[Dataset entries]
%%

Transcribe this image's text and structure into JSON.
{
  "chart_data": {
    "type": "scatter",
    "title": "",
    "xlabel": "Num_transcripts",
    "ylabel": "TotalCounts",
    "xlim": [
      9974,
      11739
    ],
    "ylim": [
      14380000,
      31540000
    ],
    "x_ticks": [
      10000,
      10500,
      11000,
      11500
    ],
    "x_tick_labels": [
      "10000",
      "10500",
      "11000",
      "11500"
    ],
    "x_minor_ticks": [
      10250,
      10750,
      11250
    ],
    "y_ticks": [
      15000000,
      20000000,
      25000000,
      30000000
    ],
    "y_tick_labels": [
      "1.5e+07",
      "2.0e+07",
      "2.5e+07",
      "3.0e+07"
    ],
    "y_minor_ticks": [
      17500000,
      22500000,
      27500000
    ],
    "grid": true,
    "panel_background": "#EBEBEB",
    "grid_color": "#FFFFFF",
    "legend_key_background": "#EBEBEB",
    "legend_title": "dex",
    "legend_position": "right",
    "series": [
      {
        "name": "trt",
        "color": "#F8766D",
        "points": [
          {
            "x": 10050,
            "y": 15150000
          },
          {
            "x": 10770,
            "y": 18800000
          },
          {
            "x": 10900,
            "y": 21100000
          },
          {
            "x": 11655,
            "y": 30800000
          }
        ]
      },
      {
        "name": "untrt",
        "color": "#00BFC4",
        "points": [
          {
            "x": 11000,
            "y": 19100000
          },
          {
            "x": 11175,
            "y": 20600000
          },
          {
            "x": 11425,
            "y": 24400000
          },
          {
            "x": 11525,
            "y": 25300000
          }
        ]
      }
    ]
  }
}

%%

Goal:
Using the data above, output each line exactly.

Output for this task:
Transcribe this image's text and structure into JSON.
{
  "chart_data": {
    "type": "scatter",
    "title": "",
    "xlabel": "Num_transcripts",
    "ylabel": "TotalCounts",
    "xlim": [
      9974,
      11739
    ],
    "ylim": [
      14380000,
      31540000
    ],
    "x_ticks": [
      10000,
      10500,
      11000,
      11500
    ],
    "x_tick_labels": [
      "10000",
      "10500",
      "11000",
      "11500"
    ],
    "x_minor_ticks": [
      10250,
      10750,
      11250
    ],
    "y_ticks": [
      15000000,
      20000000,
      25000000,
      30000000
    ],
    "y_tick_labels": [
      "1.5e+07",
      "2.0e+07",
      "2.5e+07",
      "3.0e+07"
    ],
    "y_minor_ticks": [
      17500000,
      22500000,
      27500000
    ],
    "grid": true,
    "panel_background": "#EBEBEB",
    "grid_color": "#FFFFFF",
    "legend_key_background": "#EBEBEB",
    "legend_title": "dex",
    "legend_position": "right",
    "series": [
      {
        "name": "trt",
        "color": "#F8766D",
        "points": [
          {
            "x": 10050,
            "y": 15150000
          },
          {
            "x": 10770,
            "y": 18800000
          },
          {
            "x": 10900,
            "y": 21100000
          },
          {
            "x": 11655,
            "y": 30800000
          }
        ]
      },
      {
        "name": "untrt",
        "color": "#00BFC4",
        "points": [
          {
            "x": 11000,
            "y": 19100000
          },
          {
            "x": 11175,
            "y": 20600000
          },
          {
            "x": 11425,
            "y": 24400000
          },
          {
            "x": 11525,
            "y": 25300000
          }
        ]
      }
    ]
  }
}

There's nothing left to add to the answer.